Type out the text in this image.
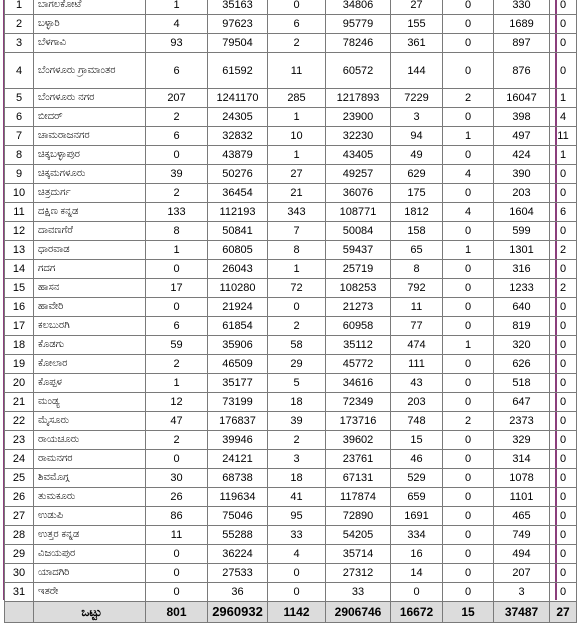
1	ಬಾಗಲಕೋಟೆ	1	35163	0	34806	27	0	330	0
2	ಬಳ್ಳಾರಿ	4	97623	6	95779	155	0	1689	0
3	ಬೆಳಗಾವಿ	93	79504	2	78246	361	0	897	0
4	ಬೆಂಗಳೂರು ಗ್ರಾಮಾಂತರ	6	61592	11	60572	144	0	876	0
5	ಬೆಂಗಳೂರು ನಗರ	207	1241170	285	1217893	7229	2	16047	1
6	ಬೀದರ್	2	24305	1	23900	3	0	398	4
7	ಚಾಮರಾಜನಗರ	6	32832	10	32230	94	1	497	11
8	ಚಿಕ್ಕಬಳ್ಳಾಪುರ	0	43879	1	43405	49	0	424	1
9	ಚಿಕ್ಕಮಗಳೂರು	39	50276	27	49257	629	4	390	0
10	ಚಿತ್ರದುರ್ಗ	2	36454	21	36076	175	0	203	0
11	ದಕ್ಷಿಣ ಕನ್ನಡ	133	112193	343	108771	1812	4	1604	6
12	ದಾವಣಗೆರೆ	8	50841	7	50084	158	0	599	0
13	ಧಾರವಾಡ	1	60805	8	59437	65	1	1301	2
14	ಗದಗ	0	26043	1	25719	8	0	316	0
15	ಹಾಸನ	17	110280	72	108253	792	0	1233	2
16	ಹಾವೇರಿ	0	21924	0	21273	11	0	640	0
17	ಕಲಬುರಗಿ	6	61854	2	60958	77	0	819	0
18	ಕೊಡಗು	59	35906	58	35112	474	1	320	0
19	ಕೋಲಾರ	2	46509	29	45772	111	0	626	0
20	ಕೊಪ್ಪಳ	1	35177	5	34616	43	0	518	0
21	ಮಂಡ್ಯ	12	73199	18	72349	203	0	647	0
22	ಮೈಸೂರು	47	176837	39	173716	748	2	2373	0
23	ರಾಯಚೂರು	2	39946	2	39602	15	0	329	0
24	ರಾಮನಗರ	0	24121	3	23761	46	0	314	0
25	ಶಿವಮೊಗ್ಗ	30	68738	18	67131	529	0	1078	0
26	ತುಮಕೂರು	26	119634	41	117874	659	0	1101	0
27	ಉಡುಪಿ	86	75046	95	72890	1691	0	465	0
28	ಉತ್ತರ ಕನ್ನಡ	11	55288	33	54205	334	0	749	0
29	ವಿಜಯಪುರ	0	36224	4	35714	16	0	494	0
30	ಯಾದಗಿರಿ	0	27533	0	27312	14	0	207	0
31	ಇತರೇ	0	36	0	33	0	0	3	0
	ಒಟ್ಟು	801	2960932	1142	2906746	16672	15	37487	27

----

Reproduce the data above in full, exactly as it is, with the pictures left out.

■ **Reply**
Type out the text in this image.
1	ಬಾಗಲಕೋಟೆ	1	35163	0	34806	27	0	330	0
2	ಬಳ್ಳಾರಿ	4	97623	6	95779	155	0	1689	0
3	ಬೆಳಗಾವಿ	93	79504	2	78246	361	0	897	0
4	ಬೆಂಗಳೂರು ಗ್ರಾಮಾಂತರ	6	61592	11	60572	144	0	876	0
5	ಬೆಂಗಳೂರು ನಗರ	207	1241170	285	1217893	7229	2	16047	1
6	ಬೀದರ್	2	24305	1	23900	3	0	398	4
7	ಚಾಮರಾಜನಗರ	6	32832	10	32230	94	1	497	11
8	ಚಿಕ್ಕಬಳ್ಳಾಪುರ	0	43879	1	43405	49	0	424	1
9	ಚಿಕ್ಕಮಗಳೂರು	39	50276	27	49257	629	4	390	0
10	ಚಿತ್ರದುರ್ಗ	2	36454	21	36076	175	0	203	0
11	ದಕ್ಷಿಣ ಕನ್ನಡ	133	112193	343	108771	1812	4	1604	6
12	ದಾವಣಗೆರೆ	8	50841	7	50084	158	0	599	0
13	ಧಾರವಾಡ	1	60805	8	59437	65	1	1301	2
14	ಗದಗ	0	26043	1	25719	8	0	316	0
15	ಹಾಸನ	17	110280	72	108253	792	0	1233	2
16	ಹಾವೇರಿ	0	21924	0	21273	11	0	640	0
17	ಕಲಬುರಗಿ	6	61854	2	60958	77	0	819	0
18	ಕೊಡಗು	59	35906	58	35112	474	1	320	0
19	ಕೋಲಾರ	2	46509	29	45772	111	0	626	0
20	ಕೊಪ್ಪಳ	1	35177	5	34616	43	0	518	0
21	ಮಂಡ್ಯ	12	73199	18	72349	203	0	647	0
22	ಮೈಸೂರು	47	176837	39	173716	748	2	2373	0
23	ರಾಯಚೂರು	2	39946	2	39602	15	0	329	0
24	ರಾಮನಗರ	0	24121	3	23761	46	0	314	0
25	ಶಿವಮೊಗ್ಗ	30	68738	18	67131	529	0	1078	0
26	ತುಮಕೂರು	26	119634	41	117874	659	0	1101	0
27	ಉಡುಪಿ	86	75046	95	72890	1691	0	465	0
28	ಉತ್ತರ ಕನ್ನಡ	11	55288	33	54205	334	0	749	0
29	ವಿಜಯಪುರ	0	36224	4	35714	16	0	494	0
30	ಯಾದಗಿರಿ	0	27533	0	27312	14	0	207	0
31	ಇತರೇ	0	36	0	33	0	0	3	0
	ಒಟ್ಟು	801	2960932	1142	2906746	16672	15	37487	27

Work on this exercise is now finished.